### [Exercise brief]
From the entries that follow, gather each line holding the word "Quando".
== Input rows ==
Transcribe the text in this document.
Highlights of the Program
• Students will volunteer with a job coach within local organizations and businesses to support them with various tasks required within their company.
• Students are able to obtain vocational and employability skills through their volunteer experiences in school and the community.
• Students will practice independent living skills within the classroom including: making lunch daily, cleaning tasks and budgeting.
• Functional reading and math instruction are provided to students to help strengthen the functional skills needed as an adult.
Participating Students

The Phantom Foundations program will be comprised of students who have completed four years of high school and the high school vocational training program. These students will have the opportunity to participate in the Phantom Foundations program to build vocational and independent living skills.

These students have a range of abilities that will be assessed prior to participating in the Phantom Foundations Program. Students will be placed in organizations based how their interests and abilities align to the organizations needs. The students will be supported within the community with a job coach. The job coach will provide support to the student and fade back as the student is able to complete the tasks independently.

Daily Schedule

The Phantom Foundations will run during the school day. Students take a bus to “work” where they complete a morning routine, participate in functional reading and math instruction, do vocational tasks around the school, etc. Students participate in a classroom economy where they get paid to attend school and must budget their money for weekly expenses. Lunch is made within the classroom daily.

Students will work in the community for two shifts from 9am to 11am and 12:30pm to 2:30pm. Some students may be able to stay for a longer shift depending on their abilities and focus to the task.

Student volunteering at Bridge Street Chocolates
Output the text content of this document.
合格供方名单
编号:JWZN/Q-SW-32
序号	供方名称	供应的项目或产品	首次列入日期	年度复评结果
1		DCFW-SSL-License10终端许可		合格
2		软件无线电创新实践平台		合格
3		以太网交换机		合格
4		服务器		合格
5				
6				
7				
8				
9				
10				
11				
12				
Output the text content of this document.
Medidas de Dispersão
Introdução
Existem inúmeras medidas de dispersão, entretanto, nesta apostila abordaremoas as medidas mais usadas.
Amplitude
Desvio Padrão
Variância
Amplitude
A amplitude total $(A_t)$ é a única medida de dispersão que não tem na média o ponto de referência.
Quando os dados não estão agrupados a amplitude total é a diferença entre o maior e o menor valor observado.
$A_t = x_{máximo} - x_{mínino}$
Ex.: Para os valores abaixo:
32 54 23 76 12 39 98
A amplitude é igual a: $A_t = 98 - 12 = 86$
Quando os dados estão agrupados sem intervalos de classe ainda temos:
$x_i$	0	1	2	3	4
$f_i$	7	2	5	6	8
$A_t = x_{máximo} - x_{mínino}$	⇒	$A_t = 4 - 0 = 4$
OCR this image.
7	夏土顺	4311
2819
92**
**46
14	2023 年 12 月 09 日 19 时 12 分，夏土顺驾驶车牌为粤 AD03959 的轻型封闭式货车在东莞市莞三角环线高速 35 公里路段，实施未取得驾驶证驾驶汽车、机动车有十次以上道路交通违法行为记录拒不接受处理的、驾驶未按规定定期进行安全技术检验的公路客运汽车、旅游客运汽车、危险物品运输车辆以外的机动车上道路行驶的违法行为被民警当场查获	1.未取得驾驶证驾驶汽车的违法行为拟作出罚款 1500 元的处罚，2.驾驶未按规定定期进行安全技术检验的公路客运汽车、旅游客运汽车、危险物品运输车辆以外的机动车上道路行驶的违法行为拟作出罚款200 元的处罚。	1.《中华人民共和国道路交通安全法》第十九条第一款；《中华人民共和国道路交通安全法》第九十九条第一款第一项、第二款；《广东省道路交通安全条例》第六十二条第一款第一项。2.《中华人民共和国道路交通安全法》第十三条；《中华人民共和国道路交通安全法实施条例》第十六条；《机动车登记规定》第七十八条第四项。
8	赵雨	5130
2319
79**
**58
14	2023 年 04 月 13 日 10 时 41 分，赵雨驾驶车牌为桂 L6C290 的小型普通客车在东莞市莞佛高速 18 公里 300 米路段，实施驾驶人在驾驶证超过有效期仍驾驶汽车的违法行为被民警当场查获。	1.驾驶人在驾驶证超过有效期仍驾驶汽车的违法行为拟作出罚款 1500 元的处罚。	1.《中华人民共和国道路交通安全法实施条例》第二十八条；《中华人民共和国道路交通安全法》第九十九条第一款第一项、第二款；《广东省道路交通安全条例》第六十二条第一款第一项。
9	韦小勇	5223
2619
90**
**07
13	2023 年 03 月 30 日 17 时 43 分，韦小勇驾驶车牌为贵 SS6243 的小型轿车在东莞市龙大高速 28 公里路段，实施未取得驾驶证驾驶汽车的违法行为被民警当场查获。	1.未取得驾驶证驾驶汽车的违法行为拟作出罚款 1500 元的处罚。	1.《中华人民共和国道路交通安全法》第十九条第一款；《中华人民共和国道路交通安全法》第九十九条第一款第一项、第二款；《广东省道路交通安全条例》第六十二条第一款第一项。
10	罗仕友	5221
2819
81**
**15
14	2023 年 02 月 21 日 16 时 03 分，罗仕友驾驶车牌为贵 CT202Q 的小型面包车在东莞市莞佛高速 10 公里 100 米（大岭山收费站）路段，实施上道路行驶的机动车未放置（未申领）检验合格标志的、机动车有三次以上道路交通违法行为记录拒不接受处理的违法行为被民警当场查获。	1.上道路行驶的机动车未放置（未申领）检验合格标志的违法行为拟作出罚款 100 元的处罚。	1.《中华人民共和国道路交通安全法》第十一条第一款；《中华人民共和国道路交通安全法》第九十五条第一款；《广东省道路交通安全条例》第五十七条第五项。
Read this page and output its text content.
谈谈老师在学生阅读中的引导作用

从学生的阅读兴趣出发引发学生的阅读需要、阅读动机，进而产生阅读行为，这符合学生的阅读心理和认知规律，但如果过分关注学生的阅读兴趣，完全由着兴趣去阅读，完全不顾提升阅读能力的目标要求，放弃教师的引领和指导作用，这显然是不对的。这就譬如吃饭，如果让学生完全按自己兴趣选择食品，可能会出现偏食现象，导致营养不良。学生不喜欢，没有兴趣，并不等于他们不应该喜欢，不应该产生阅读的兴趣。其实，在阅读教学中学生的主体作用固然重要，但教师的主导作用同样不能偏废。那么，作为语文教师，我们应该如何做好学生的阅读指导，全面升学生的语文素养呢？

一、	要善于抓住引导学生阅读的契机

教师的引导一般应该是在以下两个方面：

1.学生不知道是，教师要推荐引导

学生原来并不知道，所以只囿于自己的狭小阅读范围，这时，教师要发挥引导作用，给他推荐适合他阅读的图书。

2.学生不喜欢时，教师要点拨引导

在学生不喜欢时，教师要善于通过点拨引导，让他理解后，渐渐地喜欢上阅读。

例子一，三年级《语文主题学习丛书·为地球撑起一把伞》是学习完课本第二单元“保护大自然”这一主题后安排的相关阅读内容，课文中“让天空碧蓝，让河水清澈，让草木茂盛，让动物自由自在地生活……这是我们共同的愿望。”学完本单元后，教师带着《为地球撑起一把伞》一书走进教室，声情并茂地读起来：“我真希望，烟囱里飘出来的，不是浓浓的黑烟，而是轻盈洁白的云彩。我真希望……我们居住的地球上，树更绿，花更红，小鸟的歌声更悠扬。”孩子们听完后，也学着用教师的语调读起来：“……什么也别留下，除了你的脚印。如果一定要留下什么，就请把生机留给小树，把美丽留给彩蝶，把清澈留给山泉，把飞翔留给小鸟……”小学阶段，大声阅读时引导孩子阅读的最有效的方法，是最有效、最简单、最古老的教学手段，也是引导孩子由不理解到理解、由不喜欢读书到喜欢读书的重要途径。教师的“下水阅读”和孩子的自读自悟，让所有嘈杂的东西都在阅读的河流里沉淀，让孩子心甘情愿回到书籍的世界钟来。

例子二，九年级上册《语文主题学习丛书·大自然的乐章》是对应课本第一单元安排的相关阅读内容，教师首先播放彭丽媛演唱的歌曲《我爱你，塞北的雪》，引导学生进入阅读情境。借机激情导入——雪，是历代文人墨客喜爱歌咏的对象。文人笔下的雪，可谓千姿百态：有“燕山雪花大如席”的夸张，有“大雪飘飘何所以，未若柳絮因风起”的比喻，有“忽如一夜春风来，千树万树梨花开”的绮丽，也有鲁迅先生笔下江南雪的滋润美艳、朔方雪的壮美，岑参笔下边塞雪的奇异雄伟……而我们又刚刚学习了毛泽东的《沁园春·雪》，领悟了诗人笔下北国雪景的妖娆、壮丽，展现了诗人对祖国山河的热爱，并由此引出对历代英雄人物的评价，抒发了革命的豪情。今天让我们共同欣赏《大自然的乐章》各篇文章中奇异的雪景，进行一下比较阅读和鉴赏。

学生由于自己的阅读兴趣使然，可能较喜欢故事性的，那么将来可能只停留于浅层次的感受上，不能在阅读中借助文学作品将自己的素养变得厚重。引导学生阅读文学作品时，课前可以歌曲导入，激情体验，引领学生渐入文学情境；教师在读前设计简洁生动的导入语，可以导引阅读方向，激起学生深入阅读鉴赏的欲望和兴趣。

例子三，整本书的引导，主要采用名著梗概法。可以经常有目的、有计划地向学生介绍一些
===
### [Problem solution]
Quando os dados não estão agrupados a amplitude total é a diferença entre o maior e o menor valor observado.
Quando os dados estão agrupados sem intervalos de classe ainda temos:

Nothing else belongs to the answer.